▶ _WHAT TO PRODUCE_: Read the lines below. Copy out any that hold the string "магазины".

[Records from a dataset]
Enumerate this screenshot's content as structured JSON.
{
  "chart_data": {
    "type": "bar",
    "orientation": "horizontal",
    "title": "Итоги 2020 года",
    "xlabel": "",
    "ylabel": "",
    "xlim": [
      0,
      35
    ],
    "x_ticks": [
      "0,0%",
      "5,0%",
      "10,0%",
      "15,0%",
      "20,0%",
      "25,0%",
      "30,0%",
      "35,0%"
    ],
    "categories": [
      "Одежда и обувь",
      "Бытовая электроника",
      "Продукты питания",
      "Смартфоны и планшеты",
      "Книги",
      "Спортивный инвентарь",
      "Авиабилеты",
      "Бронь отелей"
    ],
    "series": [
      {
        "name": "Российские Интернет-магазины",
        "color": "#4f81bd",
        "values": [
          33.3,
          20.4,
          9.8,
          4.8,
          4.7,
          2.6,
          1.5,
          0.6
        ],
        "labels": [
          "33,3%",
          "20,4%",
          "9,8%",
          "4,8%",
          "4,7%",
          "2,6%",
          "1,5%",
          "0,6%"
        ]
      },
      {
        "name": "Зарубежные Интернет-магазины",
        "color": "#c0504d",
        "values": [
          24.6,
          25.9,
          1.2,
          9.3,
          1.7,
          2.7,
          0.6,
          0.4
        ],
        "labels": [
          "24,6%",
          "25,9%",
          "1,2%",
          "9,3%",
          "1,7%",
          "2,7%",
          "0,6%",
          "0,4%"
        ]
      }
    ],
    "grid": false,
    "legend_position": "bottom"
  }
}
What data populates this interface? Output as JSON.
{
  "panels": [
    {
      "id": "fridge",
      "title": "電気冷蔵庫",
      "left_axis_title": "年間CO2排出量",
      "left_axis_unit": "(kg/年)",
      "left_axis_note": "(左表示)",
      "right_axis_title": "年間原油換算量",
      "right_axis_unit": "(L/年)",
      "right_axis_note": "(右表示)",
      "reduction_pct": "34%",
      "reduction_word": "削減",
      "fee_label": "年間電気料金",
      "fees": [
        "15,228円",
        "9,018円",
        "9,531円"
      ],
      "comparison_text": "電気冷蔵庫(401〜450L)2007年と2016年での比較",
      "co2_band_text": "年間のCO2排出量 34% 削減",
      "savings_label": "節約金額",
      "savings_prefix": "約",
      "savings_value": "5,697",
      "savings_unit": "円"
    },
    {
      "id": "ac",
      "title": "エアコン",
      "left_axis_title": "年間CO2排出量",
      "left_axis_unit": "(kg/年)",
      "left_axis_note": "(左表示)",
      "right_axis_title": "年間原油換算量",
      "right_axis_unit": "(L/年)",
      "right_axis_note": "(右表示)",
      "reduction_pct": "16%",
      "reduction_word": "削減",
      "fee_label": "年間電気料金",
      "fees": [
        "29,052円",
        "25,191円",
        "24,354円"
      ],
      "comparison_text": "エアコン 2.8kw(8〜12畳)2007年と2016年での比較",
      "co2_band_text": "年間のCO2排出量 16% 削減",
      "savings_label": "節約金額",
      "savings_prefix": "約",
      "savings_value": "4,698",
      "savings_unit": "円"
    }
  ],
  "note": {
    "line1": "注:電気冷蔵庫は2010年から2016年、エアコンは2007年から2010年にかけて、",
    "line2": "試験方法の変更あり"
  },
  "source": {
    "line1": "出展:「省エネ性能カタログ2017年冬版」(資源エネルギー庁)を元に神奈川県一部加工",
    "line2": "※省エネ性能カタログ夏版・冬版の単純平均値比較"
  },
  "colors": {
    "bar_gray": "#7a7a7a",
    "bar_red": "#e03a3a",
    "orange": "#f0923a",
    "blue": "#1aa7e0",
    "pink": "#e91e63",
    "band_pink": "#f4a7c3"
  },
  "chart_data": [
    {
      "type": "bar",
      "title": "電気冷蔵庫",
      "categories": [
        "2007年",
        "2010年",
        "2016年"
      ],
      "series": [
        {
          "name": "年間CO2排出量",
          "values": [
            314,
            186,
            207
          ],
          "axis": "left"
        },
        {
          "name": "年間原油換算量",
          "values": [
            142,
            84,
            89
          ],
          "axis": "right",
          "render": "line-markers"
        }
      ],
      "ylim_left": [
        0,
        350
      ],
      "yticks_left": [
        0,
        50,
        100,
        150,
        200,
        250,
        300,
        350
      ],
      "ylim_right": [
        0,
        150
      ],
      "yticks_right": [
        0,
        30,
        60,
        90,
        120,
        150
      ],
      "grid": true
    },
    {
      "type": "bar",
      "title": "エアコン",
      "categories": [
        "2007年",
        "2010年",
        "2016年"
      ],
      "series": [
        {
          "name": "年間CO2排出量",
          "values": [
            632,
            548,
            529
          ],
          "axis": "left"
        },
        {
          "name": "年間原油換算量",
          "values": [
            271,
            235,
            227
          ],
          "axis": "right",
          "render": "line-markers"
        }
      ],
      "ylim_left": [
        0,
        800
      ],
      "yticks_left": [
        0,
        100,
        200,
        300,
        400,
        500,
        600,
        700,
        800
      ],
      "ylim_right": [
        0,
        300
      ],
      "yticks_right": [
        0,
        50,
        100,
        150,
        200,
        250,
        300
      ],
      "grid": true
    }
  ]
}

▶ _TASK RESPONSE_:
        "name": "Российские Интернет-магазины",
        "name": "Зарубежные Интернет-магазины",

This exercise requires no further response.